-- start --
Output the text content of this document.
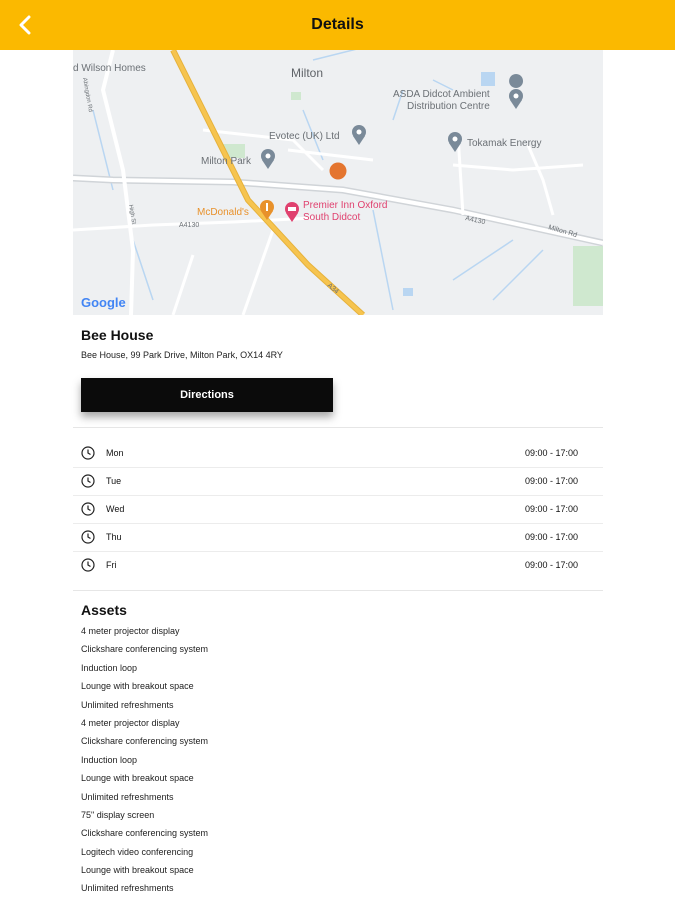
Details
d Wilson Homes	Milton
ASDA Didcot Ambient
Distribution Centre
Evotec (UK) Ltd
Tokamak Energy
Milton Park
McDonald's
Premier Inn Oxford
South Didcot
A4130	A4130
Milton Rd
A34
Abingdon Rd
High St
Google
Bee House
Bee House, 99 Park Drive, Milton Park, OX14 4RY
Directions
Mon	09:00 - 17:00
Tue	09:00 - 17:00
Wed	09:00 - 17:00
Thu	09:00 - 17:00
Fri	09:00 - 17:00
Assets
4 meter projector display
Clickshare conferencing system
Induction loop
Lounge with breakout space
Unlimited refreshments
4 meter projector display
Clickshare conferencing system
Induction loop
Lounge with breakout space
Unlimited refreshments
75" display screen
Clickshare conferencing system
Logitech video conferencing
Lounge with breakout space
Unlimited refreshments
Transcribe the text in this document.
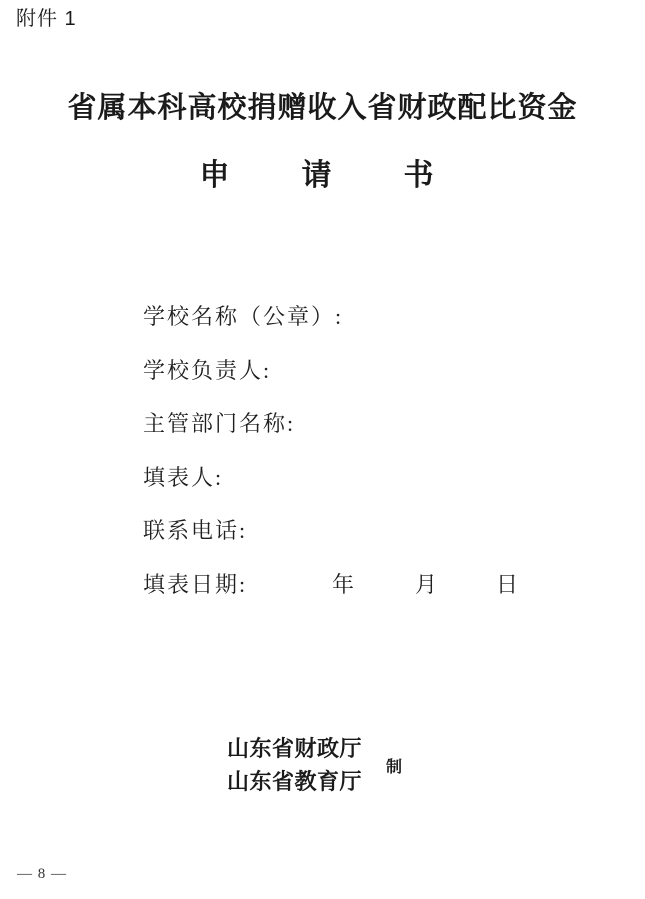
附件 1
省属本科高校捐赠收入省财政配比资金
申 请 书
学校名称（公章）:
学校负责人:
主管部门名称:
填表人:
联系电话:
填表日期:	年	月	日
山东省财政厅
山东省教育厅
制
— 8 —
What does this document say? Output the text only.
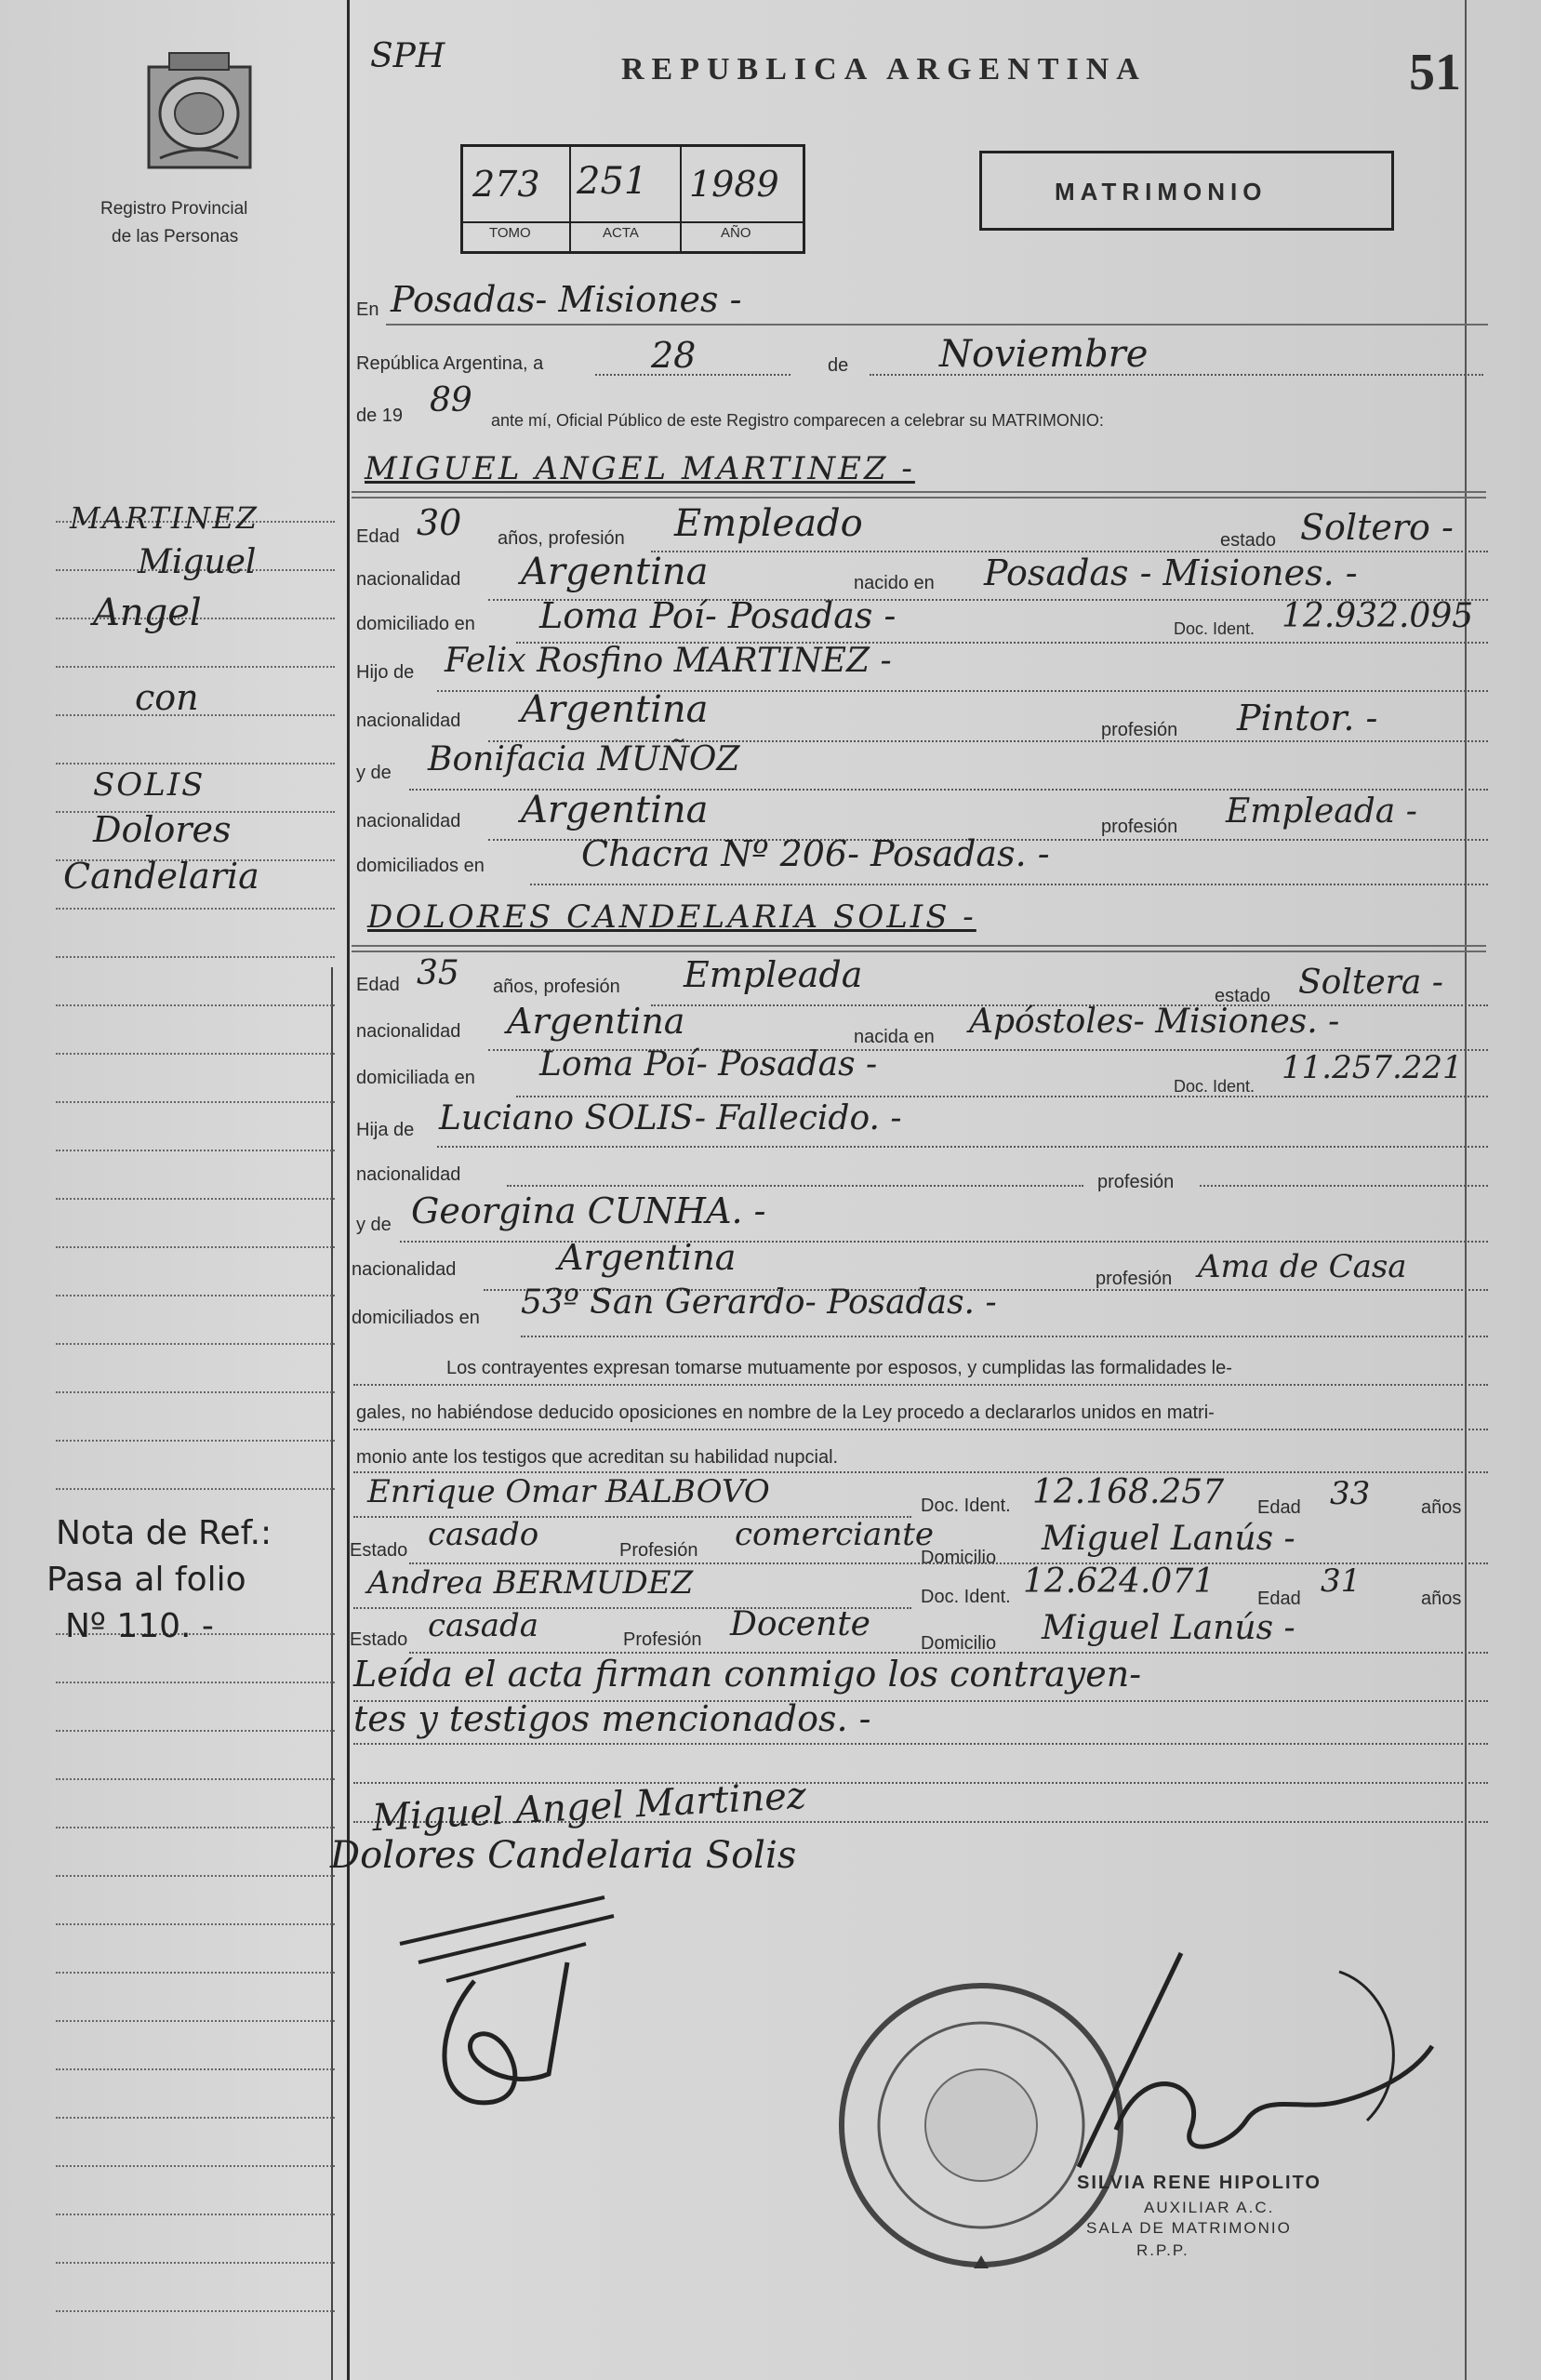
Registro Provincial
de las Personas
SPH	REPUBLICA ARGENTINA	51
273 251 1989
TOMO	ACTA	AÑO
MATRIMONIO
En Posadas- Misiones -
República Argentina, a	28	de Noviembre
de 19 89
ante mí, Oficial Público de este Registro comparecen a celebrar su MATRIMONIO:
MIGUEL ANGEL MARTINEZ -
Edad 30 años, profesión Empleado	estado Soltero -
nacionalidad Argentina	nacido en Posadas - Misiones. -
domiciliado en Loma Poí- Posadas -	Doc. Ident. 12.932.095
Hijo de Felix Rosfino MARTINEZ -
nacionalidad Argentina	profesión Pintor. -
y de Bonifacia MUÑOZ
nacionalidad Argentina	profesión Empleada -
domiciliados en	Chacra Nº 206- Posadas. -
DOLORES CANDELARIA SOLIS -
Edad 35 años, profesión Empleada
estado Soltera -
nacionalidad Argentina	nacida en Apóstoles- Misiones. -
domiciliada en Loma Poí- Posadas -
Doc. Ident. 11.257.221
Hija de Luciano SOLIS- Fallecido. -
nacionalidad	profesión
y de Georgina CUNHA. -
nacionalidad	Argentina
profesión Ama de Casa
domiciliados en 53º San Gerardo- Posadas. -
Los contrayentes expresan tomarse mutuamente por esposos, y cumplidas las formalidades le-
gales, no habiéndose deducido oposiciones en nombre de la Ley procedo a declararlos unidos en matri-
monio ante los testigos que acreditan su habilidad nupcial.
Enrique Omar BALBOVO	Doc. Ident. 12.168.257 Edad 33	años
Estado casado	Profesión comerciante
Domicilio Miguel Lanús -
Andrea BERMUDEZ	Doc. Ident. 12.624.071 Edad 31	años
Estado casada	Profesión Docente	Domicilio Miguel Lanús -
Leída el acta firman conmigo los contrayen-
tes y testigos mencionados. -
Miguel Angel Martinez
Dolores Candelaria Solis
SILVIA RENE HIPOLITO
AUXILIAR A.C.
SALA DE MATRIMONIO
R.P.P.
MARTINEZ
Miguel
Angel
con
SOLIS
Dolores
Candelaria
Nota de Ref.:
Pasa al folio
Nº 110. -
-- end --
▶ **Written exercise**:
Will you set down the records word for word while leaving out every picture?

▶ **Response to this exercise**:
Output the text content of this document.
Details
d Wilson Homes	Milton
ASDA Didcot Ambient
Distribution Centre
Evotec (UK) Ltd
Tokamak Energy
Milton Park
McDonald's
Premier Inn Oxford
South Didcot
A4130	A4130
Milton Rd
A34
Abingdon Rd
High St
Google
Bee House
Bee House, 99 Park Drive, Milton Park, OX14 4RY
Directions
Mon	09:00 - 17:00
Tue	09:00 - 17:00
Wed	09:00 - 17:00
Thu	09:00 - 17:00
Fri	09:00 - 17:00
Assets
4 meter projector display
Clickshare conferencing system
Induction loop
Lounge with breakout space
Unlimited refreshments
4 meter projector display
Clickshare conferencing system
Induction loop
Lounge with breakout space
Unlimited refreshments
75" display screen
Clickshare conferencing system
Logitech video conferencing
Lounge with breakout space
Unlimited refreshments
Transcribe the text in this document.
附件 1
省属本科高校捐赠收入省财政配比资金
申 请 书
学校名称（公章）:
学校负责人:
主管部门名称:
填表人:
联系电话:
填表日期:	年	月	日
山东省财政厅
山东省教育厅
制
— 8 —
What does this document say? Output the text only.
Registro Provincial
de las Personas
SPH	REPUBLICA ARGENTINA	51
273 251 1989
TOMO	ACTA	AÑO
MATRIMONIO
En Posadas- Misiones -
República Argentina, a	28	de Noviembre
de 19 89
ante mí, Oficial Público de este Registro comparecen a celebrar su MATRIMONIO:
MIGUEL ANGEL MARTINEZ -
Edad 30 años, profesión Empleado	estado Soltero -
nacionalidad Argentina	nacido en Posadas - Misiones. -
domiciliado en Loma Poí- Posadas -	Doc. Ident. 12.932.095
Hijo de Felix Rosfino MARTINEZ -
nacionalidad Argentina	profesión Pintor. -
y de Bonifacia MUÑOZ
nacionalidad Argentina	profesión Empleada -
domiciliados en	Chacra Nº 206- Posadas. -
DOLORES CANDELARIA SOLIS -
Edad 35 años, profesión Empleada
estado Soltera -
nacionalidad Argentina	nacida en Apóstoles- Misiones. -
domiciliada en Loma Poí- Posadas -
Doc. Ident. 11.257.221
Hija de Luciano SOLIS- Fallecido. -
nacionalidad	profesión
y de Georgina CUNHA. -
nacionalidad	Argentina
profesión Ama de Casa
domiciliados en 53º San Gerardo- Posadas. -
Los contrayentes expresan tomarse mutuamente por esposos, y cumplidas las formalidades le-
gales, no habiéndose deducido oposiciones en nombre de la Ley procedo a declararlos unidos en matri-
monio ante los testigos que acreditan su habilidad nupcial.
Enrique Omar BALBOVO	Doc. Ident. 12.168.257 Edad 33	años
Estado casado	Profesión comerciante
Domicilio Miguel Lanús -
Andrea BERMUDEZ	Doc. Ident. 12.624.071 Edad 31	años
Estado casada	Profesión Docente	Domicilio Miguel Lanús -
Leída el acta firman conmigo los contrayen-
tes y testigos mencionados. -
Miguel Angel Martinez
Dolores Candelaria Solis
SILVIA RENE HIPOLITO
AUXILIAR A.C.
SALA DE MATRIMONIO
R.P.P.
MARTINEZ
Miguel
Angel
con
SOLIS
Dolores
Candelaria
Nota de Ref.:
Pasa al folio
Nº 110. -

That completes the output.